- **INSTRUCTIONS FOR THE TASK**
Could you rewrite the stretch from the first of the entries below through the line containing "The vibratory powder feeder 30 is", putting "front view" in place of "elevation view" and leaving everything else unchanged?

---------- THE INPUT

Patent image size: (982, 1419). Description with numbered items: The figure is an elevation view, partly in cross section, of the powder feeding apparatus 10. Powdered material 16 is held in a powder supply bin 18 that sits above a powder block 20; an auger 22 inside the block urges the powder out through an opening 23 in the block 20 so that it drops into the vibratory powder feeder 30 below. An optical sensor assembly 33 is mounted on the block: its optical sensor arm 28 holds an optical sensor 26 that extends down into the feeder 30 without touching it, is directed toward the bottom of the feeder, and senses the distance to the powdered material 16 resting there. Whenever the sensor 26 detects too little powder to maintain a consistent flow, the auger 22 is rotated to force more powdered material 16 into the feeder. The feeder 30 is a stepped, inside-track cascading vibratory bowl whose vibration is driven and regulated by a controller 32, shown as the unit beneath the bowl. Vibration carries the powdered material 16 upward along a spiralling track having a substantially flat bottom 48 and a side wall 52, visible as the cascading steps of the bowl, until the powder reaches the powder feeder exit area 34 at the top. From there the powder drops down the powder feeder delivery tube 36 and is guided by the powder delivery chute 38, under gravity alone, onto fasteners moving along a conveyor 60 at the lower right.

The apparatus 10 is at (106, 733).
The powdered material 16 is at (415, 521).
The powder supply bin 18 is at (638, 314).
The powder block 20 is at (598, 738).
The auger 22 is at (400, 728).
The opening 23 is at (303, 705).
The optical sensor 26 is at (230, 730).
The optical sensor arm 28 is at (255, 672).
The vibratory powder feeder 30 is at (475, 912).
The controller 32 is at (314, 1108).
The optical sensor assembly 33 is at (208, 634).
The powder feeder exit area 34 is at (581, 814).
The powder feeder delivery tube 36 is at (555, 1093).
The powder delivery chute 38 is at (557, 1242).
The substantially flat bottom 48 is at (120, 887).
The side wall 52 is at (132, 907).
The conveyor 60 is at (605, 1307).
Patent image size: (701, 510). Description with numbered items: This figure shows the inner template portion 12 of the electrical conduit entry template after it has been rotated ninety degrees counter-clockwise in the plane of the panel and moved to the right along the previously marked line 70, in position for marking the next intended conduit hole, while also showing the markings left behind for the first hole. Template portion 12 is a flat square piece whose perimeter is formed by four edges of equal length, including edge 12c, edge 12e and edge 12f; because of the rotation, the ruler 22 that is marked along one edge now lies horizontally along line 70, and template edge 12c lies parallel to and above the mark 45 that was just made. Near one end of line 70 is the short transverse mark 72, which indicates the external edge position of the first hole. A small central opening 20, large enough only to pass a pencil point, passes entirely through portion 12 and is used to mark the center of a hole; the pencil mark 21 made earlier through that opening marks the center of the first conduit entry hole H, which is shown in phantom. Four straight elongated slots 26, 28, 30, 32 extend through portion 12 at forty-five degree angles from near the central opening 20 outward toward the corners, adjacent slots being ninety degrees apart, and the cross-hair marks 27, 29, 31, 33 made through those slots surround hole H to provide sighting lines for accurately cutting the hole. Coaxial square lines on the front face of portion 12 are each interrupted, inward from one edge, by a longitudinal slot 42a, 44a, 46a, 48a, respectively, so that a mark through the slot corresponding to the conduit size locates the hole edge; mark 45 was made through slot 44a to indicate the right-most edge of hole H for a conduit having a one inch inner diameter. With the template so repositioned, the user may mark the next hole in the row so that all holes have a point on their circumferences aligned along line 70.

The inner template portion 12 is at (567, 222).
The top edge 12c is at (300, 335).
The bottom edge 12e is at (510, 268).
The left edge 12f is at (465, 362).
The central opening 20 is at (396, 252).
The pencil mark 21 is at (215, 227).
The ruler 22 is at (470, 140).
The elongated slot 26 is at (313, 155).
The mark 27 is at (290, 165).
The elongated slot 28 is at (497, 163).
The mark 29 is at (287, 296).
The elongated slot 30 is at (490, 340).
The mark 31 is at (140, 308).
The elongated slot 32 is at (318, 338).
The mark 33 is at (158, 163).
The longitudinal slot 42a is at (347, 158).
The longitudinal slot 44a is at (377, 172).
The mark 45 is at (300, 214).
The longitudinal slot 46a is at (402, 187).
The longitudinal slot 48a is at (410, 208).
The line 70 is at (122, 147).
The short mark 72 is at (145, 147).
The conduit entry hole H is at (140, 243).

--------------------

- **RESULT FOR THIS TASK**
Patent image size: (982, 1419). Description with numbered items: The figure is an front view, partly in cross section, of the powder feeding apparatus 10. Powdered material 16 is held in a powder supply bin 18 that sits above a powder block 20; an auger 22 inside the block urges the powder out through an opening 23 in the block 20 so that it drops into the vibratory powder feeder 30 below. An optical sensor assembly 33 is mounted on the block: its optical sensor arm 28 holds an optical sensor 26 that extends down into the feeder 30 without touching it, is directed toward the bottom of the feeder, and senses the distance to the powdered material 16 resting there. Whenever the sensor 26 detects too little powder to maintain a consistent flow, the auger 22 is rotated to force more powdered material 16 into the feeder. The feeder 30 is a stepped, inside-track cascading vibratory bowl whose vibration is driven and regulated by a controller 32, shown as the unit beneath the bowl. Vibration carries the powdered material 16 upward along a spiralling track having a substantially flat bottom 48 and a side wall 52, visible as the cascading steps of the bowl, until the powder reaches the powder feeder exit area 34 at the top. From there the powder drops down the powder feeder delivery tube 36 and is guided by the powder delivery chute 38, under gravity alone, onto fasteners moving along a conveyor 60 at the lower right.

The apparatus 10 is at (106, 733).
The powdered material 16 is at (415, 521).
The powder supply bin 18 is at (638, 314).
The powder block 20 is at (598, 738).
The auger 22 is at (400, 728).
The opening 23 is at (303, 705).
The optical sensor 26 is at (230, 730).
The optical sensor arm 28 is at (255, 672).
The vibratory powder feeder 30 is at (475, 912).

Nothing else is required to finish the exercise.